- Figure record listings
* * *

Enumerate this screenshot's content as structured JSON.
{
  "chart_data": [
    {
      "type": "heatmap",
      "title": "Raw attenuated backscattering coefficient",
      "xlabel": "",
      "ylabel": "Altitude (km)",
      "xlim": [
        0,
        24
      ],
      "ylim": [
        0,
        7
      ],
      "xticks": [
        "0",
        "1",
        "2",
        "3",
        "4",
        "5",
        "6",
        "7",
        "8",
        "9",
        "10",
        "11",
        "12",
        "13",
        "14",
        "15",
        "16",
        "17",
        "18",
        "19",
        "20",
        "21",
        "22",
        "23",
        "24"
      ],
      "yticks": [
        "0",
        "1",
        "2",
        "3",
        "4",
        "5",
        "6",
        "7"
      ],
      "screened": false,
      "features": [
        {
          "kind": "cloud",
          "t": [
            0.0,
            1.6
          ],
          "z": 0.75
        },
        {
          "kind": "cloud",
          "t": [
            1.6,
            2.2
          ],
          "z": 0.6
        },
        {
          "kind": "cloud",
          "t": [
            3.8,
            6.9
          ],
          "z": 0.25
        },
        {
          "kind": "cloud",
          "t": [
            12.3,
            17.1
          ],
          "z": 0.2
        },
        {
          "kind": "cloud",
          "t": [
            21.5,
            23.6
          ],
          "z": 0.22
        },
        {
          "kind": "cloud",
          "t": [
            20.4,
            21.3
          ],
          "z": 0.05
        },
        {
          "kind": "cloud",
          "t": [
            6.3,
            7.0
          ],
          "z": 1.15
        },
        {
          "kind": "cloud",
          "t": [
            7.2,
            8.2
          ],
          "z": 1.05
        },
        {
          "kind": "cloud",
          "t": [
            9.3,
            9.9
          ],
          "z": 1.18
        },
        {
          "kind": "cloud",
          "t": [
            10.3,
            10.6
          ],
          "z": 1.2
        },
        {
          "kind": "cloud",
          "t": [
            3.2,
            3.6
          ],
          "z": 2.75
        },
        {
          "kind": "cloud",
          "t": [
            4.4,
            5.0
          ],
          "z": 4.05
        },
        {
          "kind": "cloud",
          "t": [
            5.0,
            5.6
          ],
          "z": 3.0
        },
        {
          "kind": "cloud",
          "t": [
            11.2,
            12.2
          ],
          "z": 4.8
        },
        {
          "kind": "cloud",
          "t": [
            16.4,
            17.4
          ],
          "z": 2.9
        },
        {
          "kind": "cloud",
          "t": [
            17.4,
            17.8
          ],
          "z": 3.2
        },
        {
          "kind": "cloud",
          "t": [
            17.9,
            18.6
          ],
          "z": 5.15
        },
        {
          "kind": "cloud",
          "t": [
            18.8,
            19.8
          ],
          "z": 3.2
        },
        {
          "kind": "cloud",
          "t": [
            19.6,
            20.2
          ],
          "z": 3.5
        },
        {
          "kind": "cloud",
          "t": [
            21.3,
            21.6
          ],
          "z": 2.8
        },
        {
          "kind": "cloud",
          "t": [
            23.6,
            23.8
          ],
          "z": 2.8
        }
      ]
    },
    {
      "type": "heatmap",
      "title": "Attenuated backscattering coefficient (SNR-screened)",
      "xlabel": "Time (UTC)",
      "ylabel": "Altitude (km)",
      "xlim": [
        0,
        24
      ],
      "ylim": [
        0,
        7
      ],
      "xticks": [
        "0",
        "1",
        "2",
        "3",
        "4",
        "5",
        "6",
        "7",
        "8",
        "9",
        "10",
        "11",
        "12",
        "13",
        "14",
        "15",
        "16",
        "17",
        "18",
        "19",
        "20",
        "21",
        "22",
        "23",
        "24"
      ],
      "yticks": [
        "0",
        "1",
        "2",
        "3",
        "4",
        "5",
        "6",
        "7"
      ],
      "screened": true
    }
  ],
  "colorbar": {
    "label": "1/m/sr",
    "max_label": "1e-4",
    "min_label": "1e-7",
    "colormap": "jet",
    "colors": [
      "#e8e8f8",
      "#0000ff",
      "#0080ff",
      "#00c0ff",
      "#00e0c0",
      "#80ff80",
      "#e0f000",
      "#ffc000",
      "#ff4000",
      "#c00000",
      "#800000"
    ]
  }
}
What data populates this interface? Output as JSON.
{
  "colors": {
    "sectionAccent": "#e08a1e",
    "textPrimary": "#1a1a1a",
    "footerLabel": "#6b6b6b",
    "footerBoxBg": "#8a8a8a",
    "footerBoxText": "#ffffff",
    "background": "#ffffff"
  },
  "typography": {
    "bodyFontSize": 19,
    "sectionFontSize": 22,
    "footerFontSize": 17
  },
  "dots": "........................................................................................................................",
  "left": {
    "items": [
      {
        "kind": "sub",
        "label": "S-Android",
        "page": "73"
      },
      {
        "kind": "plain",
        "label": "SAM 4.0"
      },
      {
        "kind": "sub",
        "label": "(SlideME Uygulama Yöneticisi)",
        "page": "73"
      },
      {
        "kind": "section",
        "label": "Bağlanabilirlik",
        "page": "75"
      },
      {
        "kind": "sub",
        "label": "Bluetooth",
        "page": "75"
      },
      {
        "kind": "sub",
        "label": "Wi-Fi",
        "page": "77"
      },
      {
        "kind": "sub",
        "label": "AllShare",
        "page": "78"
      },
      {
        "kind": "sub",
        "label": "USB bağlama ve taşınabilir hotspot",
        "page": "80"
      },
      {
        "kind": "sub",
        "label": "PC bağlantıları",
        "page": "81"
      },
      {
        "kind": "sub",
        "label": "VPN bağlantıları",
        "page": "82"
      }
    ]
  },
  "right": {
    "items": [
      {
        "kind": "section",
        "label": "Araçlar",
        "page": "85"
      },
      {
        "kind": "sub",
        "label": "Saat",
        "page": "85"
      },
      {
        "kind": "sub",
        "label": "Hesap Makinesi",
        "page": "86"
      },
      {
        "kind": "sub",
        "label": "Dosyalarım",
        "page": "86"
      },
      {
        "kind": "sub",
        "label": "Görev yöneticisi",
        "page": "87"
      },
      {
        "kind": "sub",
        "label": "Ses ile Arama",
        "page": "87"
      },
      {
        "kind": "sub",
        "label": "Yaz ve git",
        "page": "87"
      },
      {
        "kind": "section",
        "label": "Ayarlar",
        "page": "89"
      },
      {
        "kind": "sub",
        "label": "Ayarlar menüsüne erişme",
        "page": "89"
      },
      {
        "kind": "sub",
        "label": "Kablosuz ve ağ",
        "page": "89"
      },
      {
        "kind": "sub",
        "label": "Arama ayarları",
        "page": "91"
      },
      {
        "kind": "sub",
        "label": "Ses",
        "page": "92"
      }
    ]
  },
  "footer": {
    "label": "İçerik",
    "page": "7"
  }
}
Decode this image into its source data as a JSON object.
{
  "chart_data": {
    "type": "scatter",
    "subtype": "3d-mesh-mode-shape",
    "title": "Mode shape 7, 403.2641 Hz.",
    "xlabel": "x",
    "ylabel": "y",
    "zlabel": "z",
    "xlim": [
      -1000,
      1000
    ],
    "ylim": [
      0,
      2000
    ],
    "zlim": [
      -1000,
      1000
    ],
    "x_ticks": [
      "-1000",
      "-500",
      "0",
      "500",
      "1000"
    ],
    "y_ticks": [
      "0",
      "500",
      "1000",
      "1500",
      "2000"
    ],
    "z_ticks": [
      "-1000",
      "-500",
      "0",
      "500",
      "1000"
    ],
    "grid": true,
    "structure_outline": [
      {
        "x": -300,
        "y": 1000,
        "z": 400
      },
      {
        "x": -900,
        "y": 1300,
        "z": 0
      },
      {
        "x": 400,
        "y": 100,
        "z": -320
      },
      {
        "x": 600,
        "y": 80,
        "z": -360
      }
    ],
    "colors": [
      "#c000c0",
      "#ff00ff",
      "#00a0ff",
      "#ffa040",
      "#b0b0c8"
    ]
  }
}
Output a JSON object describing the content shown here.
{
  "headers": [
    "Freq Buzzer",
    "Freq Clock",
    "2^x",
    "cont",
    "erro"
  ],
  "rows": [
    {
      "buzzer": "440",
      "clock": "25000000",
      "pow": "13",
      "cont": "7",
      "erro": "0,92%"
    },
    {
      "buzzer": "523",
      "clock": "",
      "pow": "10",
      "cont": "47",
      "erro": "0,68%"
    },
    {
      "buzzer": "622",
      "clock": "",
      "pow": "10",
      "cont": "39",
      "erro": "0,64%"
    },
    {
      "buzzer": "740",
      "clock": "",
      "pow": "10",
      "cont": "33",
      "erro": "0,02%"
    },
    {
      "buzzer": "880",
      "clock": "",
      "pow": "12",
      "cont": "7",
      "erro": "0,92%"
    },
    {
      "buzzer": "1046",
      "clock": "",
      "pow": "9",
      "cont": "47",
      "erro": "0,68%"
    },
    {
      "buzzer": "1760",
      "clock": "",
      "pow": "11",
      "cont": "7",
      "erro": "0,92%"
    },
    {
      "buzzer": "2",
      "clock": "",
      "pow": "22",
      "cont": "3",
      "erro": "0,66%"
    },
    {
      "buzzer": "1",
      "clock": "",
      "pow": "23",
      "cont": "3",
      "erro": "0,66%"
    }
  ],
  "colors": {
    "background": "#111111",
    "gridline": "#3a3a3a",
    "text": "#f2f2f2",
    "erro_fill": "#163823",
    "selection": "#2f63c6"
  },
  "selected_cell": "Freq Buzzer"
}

* * *

- What the task requires
Copy out every line of the listing that includes the string "Freq".

- Task result
    "Freq Buzzer",
    "Freq Clock",
  "selected_cell": "Freq Buzzer"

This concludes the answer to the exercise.